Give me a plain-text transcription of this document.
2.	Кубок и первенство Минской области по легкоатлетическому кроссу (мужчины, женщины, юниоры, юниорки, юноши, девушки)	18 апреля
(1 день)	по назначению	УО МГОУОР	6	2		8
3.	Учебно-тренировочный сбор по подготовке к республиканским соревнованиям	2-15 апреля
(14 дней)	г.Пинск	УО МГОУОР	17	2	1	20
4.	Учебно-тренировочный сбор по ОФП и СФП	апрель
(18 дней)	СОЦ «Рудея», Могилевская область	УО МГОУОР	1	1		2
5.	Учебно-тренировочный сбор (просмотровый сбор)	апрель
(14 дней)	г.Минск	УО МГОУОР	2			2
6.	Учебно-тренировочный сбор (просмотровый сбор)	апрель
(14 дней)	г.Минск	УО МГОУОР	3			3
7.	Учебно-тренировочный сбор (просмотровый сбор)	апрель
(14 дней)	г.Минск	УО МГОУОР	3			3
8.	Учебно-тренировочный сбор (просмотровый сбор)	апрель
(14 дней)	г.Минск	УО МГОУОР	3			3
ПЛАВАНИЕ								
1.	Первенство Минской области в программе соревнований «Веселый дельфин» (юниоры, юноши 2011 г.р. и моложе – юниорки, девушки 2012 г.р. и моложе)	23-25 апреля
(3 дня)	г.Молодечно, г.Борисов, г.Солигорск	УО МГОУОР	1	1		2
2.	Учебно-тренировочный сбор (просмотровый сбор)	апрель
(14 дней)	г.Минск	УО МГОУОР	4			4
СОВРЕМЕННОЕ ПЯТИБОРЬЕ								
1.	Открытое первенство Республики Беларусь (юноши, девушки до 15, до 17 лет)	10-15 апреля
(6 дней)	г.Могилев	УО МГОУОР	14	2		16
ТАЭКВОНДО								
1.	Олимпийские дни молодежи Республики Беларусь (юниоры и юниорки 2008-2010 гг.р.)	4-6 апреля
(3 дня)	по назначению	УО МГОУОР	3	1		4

++++++++++++++++++++

◆ YOUR GOAL: Above are some records; repeat all of them exactly.

◆ SOLUTION FOR THIS PROBLEM:
Give me a plain-text transcription of this document.
2.	Кубок и первенство Минской области по легкоатлетическому кроссу (мужчины, женщины, юниоры, юниорки, юноши, девушки)	18 апреля
(1 день)	по назначению	УО МГОУОР	6	2		8
3.	Учебно-тренировочный сбор по подготовке к республиканским соревнованиям	2-15 апреля
(14 дней)	г.Пинск	УО МГОУОР	17	2	1	20
4.	Учебно-тренировочный сбор по ОФП и СФП	апрель
(18 дней)	СОЦ «Рудея», Могилевская область	УО МГОУОР	1	1		2
5.	Учебно-тренировочный сбор (просмотровый сбор)	апрель
(14 дней)	г.Минск	УО МГОУОР	2			2
6.	Учебно-тренировочный сбор (просмотровый сбор)	апрель
(14 дней)	г.Минск	УО МГОУОР	3			3
7.	Учебно-тренировочный сбор (просмотровый сбор)	апрель
(14 дней)	г.Минск	УО МГОУОР	3			3
8.	Учебно-тренировочный сбор (просмотровый сбор)	апрель
(14 дней)	г.Минск	УО МГОУОР	3			3
ПЛАВАНИЕ								
1.	Первенство Минской области в программе соревнований «Веселый дельфин» (юниоры, юноши 2011 г.р. и моложе – юниорки, девушки 2012 г.р. и моложе)	23-25 апреля
(3 дня)	г.Молодечно, г.Борисов, г.Солигорск	УО МГОУОР	1	1		2
2.	Учебно-тренировочный сбор (просмотровый сбор)	апрель
(14 дней)	г.Минск	УО МГОУОР	4			4
СОВРЕМЕННОЕ ПЯТИБОРЬЕ								
1.	Открытое первенство Республики Беларусь (юноши, девушки до 15, до 17 лет)	10-15 апреля
(6 дней)	г.Могилев	УО МГОУОР	14	2		16
ТАЭКВОНДО								
1.	Олимпийские дни молодежи Республики Беларусь (юниоры и юниорки 2008-2010 гг.р.)	4-6 апреля
(3 дня)	по назначению	УО МГОУОР	3	1		4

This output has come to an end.